Problema proposto a
Reescreve a parte dos registos que começa na linha que contém "legend: Peak Average: [923, 133, 1249, 273]" e termina no fim dos registos, ambas incluídas, e substitui "Time" por "Tempo", sem alterar mais nada.
━━━━━ Excerto do documento ━━━━━
As jarras digitadas ou floreiras de três, quatro, cinco dedos, estão no meu imaginário desde criança. Desenhava-as muitas vezes nos meus quadros a lápis de cor, com flores muito atabalhoadas, já que a habilidade para o desenho nunca por cá morou muito...
Talvez por isso, sempre quis ter uma, antiga, com aqueles dígitos cheios de escamas em relevo, de que se encontram alguns exemplares nas coleções do MatrizNet. Só que, até há pouco tempo, ainda não me tinha cruzado com nenhuma que achasse apetecível. ;)
Esta chamou-me a atenção num antiquário de Coimbra onde gosto de entrar de vez em quando. Ao ver de perto, percebi que não estava nada bem tratada, com um dos dedos partido e colado, mas o preço marcado não era propriamente hostil e ainda baixou para uma dezena de euros, após pequena negociação. Via-se que era para despachar o "traste"!
Notei, ainda na loja, que a etiqueta com o preço estava colada sobre um marca na base, incisa na pasta. Tal facto aguçou-me logo a curiosidade e deixou-me a pensar se teria havido intenção de esconder a marca, talvez estrangeira e não em faiança portuguesa antiga, como levaria a pensar o formato da jarra de três dedos.
Ao chegar a casa, procurei decifrar a marca com uma lupa, mas não foi fácil perceber quais as iniciais que lá estavam. Por cima delas também não era muito clara a figura, mas parecia uma coroa. Resolvi fotografá-la para a conseguir ampliar no computador e percebi então tratar-se das iniciais RF efetivamente sob uma coroa. Seria Real Fábrica? Ou Royal Factory? Ao percorrer as listas de marcas portuguesas - nas obras de José Queirós e de Arthur de Sandão - vi que não era marca que ali constasse e então convenci-me que seria inglesa.
━━━━━ Dados da tarefa ━━━━━
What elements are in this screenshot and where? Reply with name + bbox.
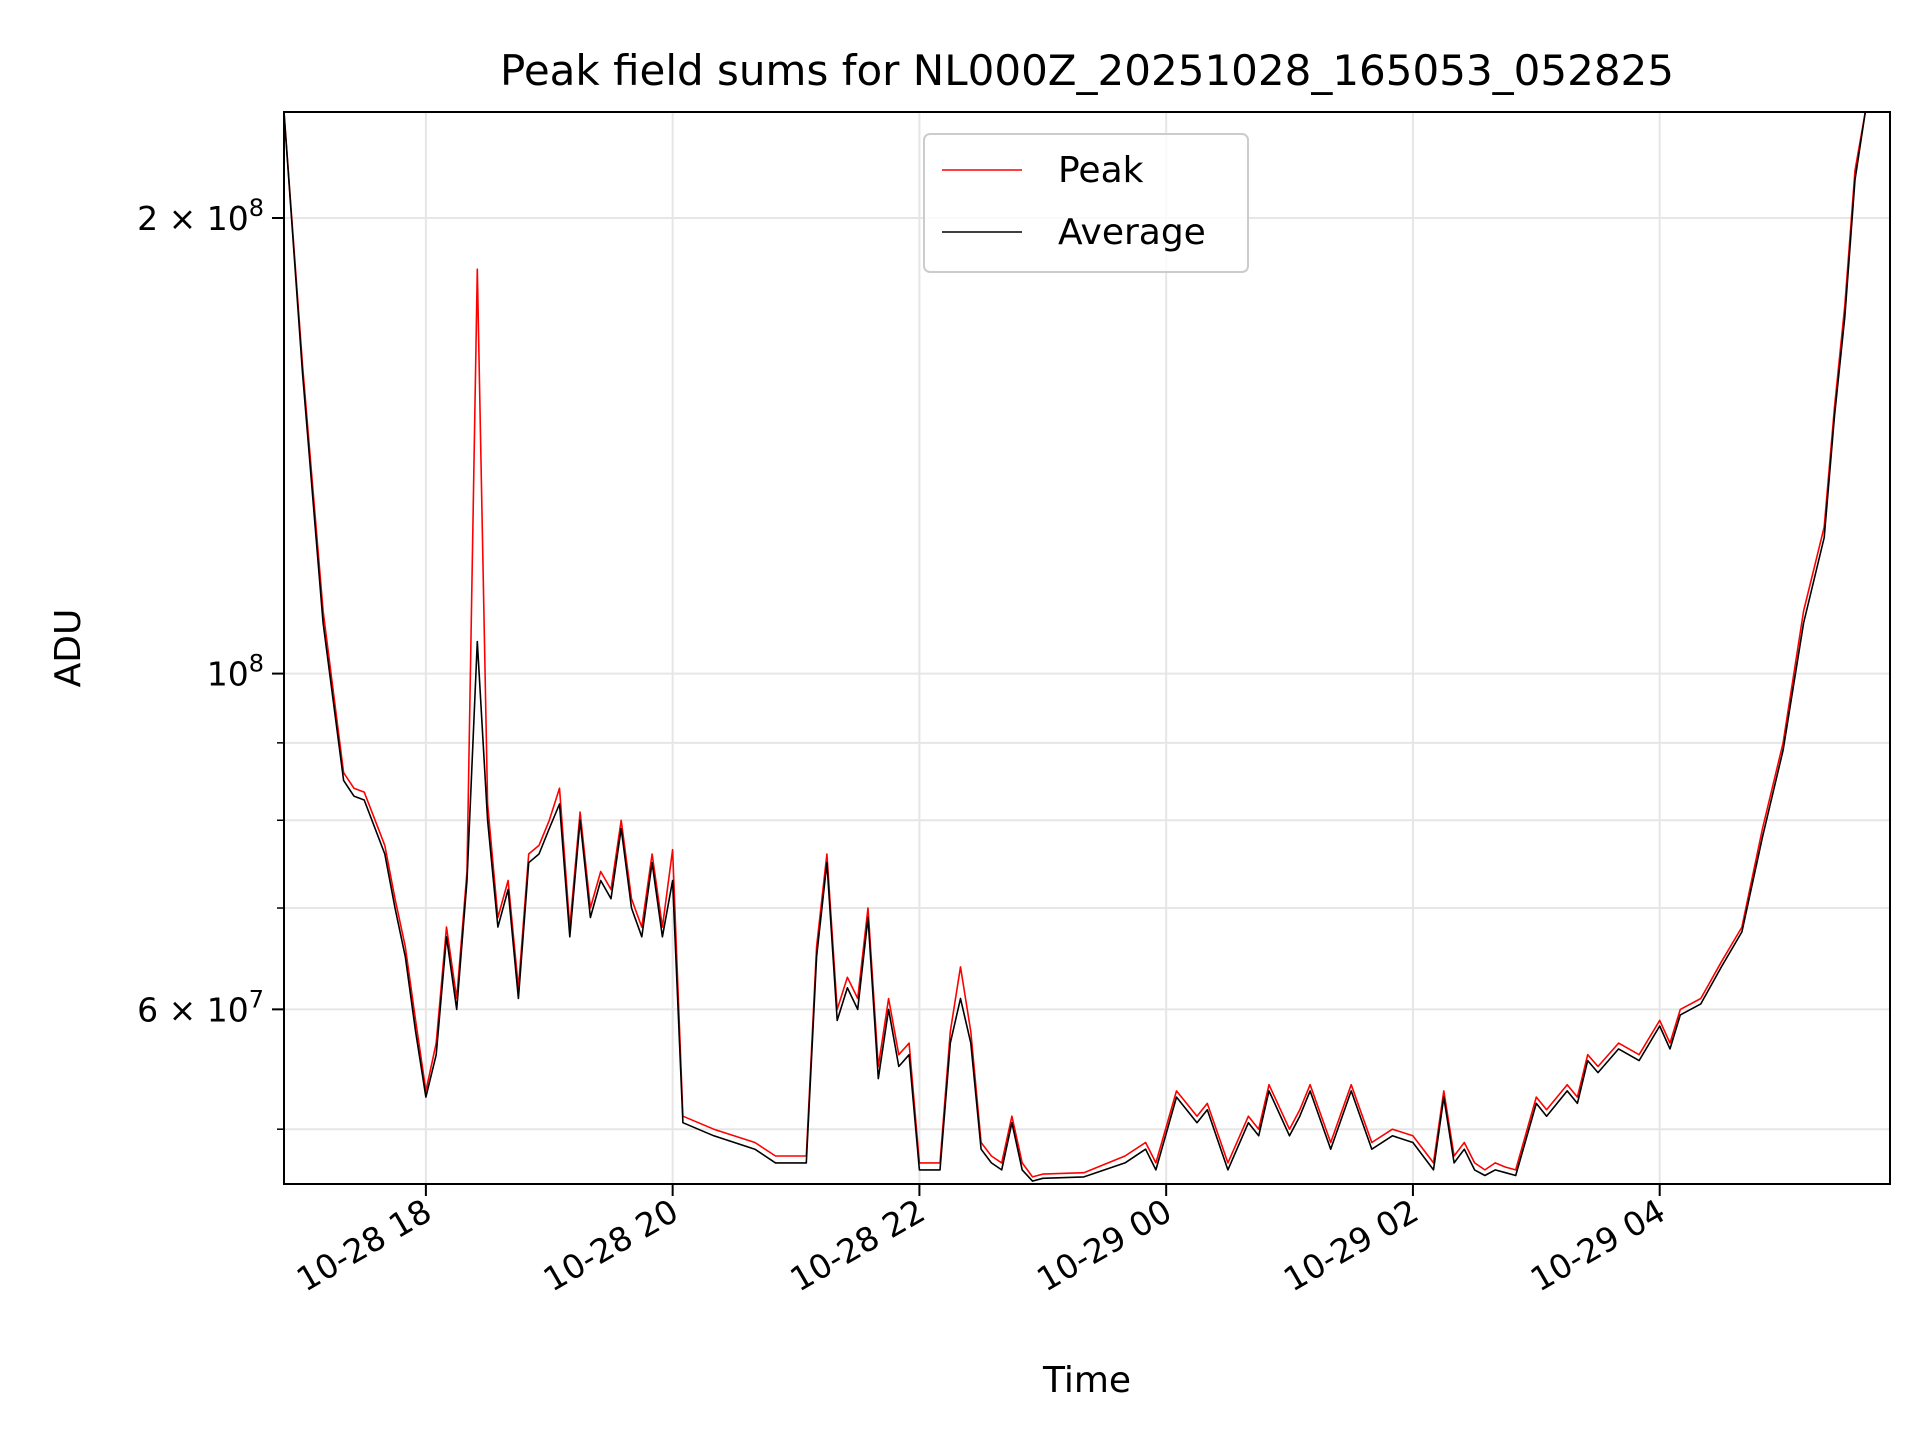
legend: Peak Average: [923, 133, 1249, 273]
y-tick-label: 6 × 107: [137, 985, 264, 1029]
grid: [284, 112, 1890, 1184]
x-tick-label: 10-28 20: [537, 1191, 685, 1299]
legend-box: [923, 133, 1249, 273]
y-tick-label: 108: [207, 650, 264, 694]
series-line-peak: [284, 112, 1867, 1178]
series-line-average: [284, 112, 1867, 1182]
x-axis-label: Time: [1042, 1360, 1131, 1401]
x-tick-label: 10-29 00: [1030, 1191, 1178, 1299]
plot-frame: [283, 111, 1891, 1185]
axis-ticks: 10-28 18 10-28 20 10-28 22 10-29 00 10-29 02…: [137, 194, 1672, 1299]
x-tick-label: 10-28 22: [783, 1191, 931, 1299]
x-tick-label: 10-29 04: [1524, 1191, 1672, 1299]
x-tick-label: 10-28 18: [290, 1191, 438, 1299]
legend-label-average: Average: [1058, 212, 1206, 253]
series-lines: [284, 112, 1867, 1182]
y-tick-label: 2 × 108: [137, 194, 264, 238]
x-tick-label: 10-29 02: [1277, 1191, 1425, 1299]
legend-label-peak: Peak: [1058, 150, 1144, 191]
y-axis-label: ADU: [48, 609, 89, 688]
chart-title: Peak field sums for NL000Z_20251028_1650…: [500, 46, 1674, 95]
━━━━━
Problema proposto b
Responde a estas perguntas sobre o texto da jarra de três dedos:
(i) Em que cidade fica o antiquário onde a jarra chamou a atenção?
(ii) Por quanto ficou a jarra depois da negociação?
(iii) Que iniciais se viam na marca da base e sob que figura estavam?

Resposta final a
legend: Peak Average: [923, 133, 1249, 273]
y-tick-label: 6 × 107: [137, 985, 264, 1029]
grid: [284, 112, 1890, 1184]
x-tick-label: 10-28 20: [537, 1191, 685, 1299]
legend-box: [923, 133, 1249, 273]
y-tick-label: 108: [207, 650, 264, 694]
series-line-peak: [284, 112, 1867, 1178]
series-line-average: [284, 112, 1867, 1182]
x-axis-label: Tempo: [1042, 1360, 1131, 1401]
x-tick-label: 10-29 00: [1030, 1191, 1178, 1299]
plot-frame: [283, 111, 1891, 1185]
axis-ticks: 10-28 18 10-28 20 10-28 22 10-29 00 10-29 02…: [137, 194, 1672, 1299]
x-tick-label: 10-28 22: [783, 1191, 931, 1299]
x-tick-label: 10-29 04: [1524, 1191, 1672, 1299]
x-tick-label: 10-28 18: [290, 1191, 438, 1299]
legend-label-average: Average: [1058, 212, 1206, 253]
series-lines: [284, 112, 1867, 1182]
y-tick-label: 2 × 108: [137, 194, 264, 238]
x-tick-label: 10-29 02: [1277, 1191, 1425, 1299]
legend-label-peak: Peak: [1058, 150, 1144, 191]
y-axis-label: ADU: [48, 609, 89, 688]
chart-title: Peak field sums for NL000Z_20251028_1650…: [500, 46, 1674, 95]

Resposta final b
(i) Em Coimbra.
(ii) Por uma dezena de euros.
(iii) As iniciais RF, sob uma coroa.